Rows from a figure dataset
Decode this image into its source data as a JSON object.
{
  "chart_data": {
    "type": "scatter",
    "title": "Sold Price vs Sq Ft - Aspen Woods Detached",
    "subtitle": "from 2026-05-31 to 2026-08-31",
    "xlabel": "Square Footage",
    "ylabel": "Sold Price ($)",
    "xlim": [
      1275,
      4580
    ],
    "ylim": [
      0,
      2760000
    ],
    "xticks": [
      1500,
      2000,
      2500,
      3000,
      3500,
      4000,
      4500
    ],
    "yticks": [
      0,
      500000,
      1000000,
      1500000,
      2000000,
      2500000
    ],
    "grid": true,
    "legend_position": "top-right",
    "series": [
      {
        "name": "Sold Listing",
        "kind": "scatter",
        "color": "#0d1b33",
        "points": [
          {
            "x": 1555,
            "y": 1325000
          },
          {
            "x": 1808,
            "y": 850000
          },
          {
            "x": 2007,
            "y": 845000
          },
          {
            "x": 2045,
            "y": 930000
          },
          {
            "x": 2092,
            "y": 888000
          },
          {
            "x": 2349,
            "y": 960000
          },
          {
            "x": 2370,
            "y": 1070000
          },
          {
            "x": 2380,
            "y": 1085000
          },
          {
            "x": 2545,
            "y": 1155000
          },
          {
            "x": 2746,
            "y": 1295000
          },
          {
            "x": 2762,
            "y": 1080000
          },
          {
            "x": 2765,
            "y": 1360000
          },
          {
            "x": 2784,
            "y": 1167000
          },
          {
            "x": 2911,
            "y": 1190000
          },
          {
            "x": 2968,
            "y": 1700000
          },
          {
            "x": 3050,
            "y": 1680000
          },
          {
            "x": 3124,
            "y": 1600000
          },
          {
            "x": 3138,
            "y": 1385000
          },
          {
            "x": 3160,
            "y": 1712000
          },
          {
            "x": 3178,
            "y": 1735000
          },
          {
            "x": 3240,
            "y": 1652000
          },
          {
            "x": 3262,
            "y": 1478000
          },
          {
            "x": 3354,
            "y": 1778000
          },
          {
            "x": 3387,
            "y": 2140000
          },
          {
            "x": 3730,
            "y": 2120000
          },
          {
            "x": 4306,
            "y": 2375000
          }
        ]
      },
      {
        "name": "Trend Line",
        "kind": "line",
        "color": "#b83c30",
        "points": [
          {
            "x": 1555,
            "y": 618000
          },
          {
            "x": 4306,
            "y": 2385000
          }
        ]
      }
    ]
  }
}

==

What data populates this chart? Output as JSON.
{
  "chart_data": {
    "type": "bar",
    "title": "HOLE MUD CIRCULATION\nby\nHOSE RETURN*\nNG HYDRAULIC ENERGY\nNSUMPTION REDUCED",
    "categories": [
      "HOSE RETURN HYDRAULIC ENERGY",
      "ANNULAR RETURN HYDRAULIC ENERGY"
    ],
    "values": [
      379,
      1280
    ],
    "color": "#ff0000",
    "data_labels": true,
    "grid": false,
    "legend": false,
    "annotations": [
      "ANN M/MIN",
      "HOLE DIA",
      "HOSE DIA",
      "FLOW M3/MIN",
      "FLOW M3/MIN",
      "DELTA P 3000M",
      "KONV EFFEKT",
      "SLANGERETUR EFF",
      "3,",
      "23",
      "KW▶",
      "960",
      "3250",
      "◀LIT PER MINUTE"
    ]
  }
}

...

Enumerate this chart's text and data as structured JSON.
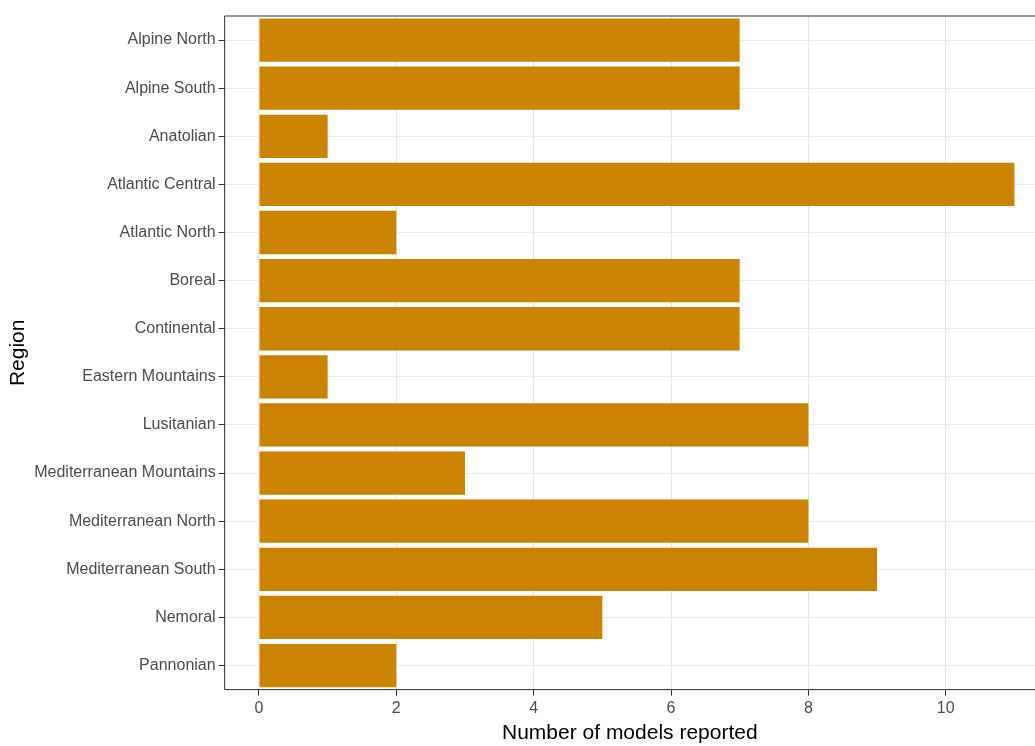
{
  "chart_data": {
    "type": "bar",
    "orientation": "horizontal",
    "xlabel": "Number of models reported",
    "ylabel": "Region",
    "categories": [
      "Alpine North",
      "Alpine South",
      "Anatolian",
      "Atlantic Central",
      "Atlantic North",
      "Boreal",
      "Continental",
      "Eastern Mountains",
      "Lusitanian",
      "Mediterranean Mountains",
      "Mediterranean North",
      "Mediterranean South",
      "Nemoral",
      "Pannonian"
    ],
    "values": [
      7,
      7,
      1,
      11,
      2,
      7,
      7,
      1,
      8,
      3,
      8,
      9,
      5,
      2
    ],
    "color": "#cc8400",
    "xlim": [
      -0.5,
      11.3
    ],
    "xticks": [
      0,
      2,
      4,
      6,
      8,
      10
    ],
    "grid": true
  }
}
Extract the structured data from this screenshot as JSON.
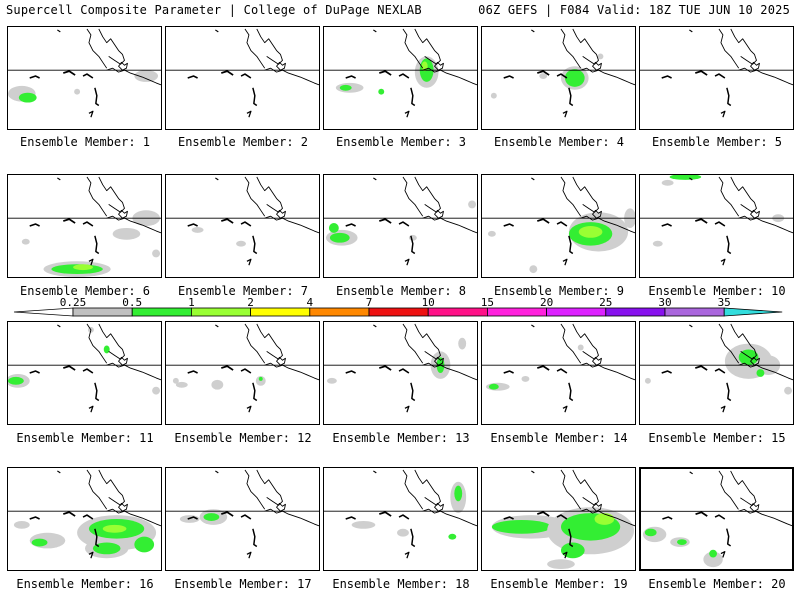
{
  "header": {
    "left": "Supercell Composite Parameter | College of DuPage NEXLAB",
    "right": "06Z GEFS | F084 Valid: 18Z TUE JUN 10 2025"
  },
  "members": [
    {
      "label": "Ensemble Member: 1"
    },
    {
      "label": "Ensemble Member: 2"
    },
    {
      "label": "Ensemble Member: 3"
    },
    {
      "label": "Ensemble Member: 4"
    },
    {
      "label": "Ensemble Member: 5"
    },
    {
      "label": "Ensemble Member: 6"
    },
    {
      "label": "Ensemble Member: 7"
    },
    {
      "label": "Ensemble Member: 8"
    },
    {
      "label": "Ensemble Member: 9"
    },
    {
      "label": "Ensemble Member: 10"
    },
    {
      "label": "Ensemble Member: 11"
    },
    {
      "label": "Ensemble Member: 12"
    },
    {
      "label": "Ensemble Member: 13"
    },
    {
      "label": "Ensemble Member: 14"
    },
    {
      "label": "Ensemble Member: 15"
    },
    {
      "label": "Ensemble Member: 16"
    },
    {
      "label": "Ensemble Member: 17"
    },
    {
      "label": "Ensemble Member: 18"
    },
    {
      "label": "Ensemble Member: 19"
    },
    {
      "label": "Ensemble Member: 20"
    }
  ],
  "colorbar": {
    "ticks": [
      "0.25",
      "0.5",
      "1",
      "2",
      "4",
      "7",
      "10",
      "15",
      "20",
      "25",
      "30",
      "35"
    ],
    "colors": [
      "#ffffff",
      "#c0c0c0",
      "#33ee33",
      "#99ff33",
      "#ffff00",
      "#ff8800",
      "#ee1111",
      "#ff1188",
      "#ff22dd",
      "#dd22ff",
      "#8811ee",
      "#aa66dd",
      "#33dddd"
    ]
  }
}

» **SHORT PROBLEM**
The word "right" may occur in lines of the records. Report how many such lines there are, giving only the number.

» **RESULT OF THIS TASK**
2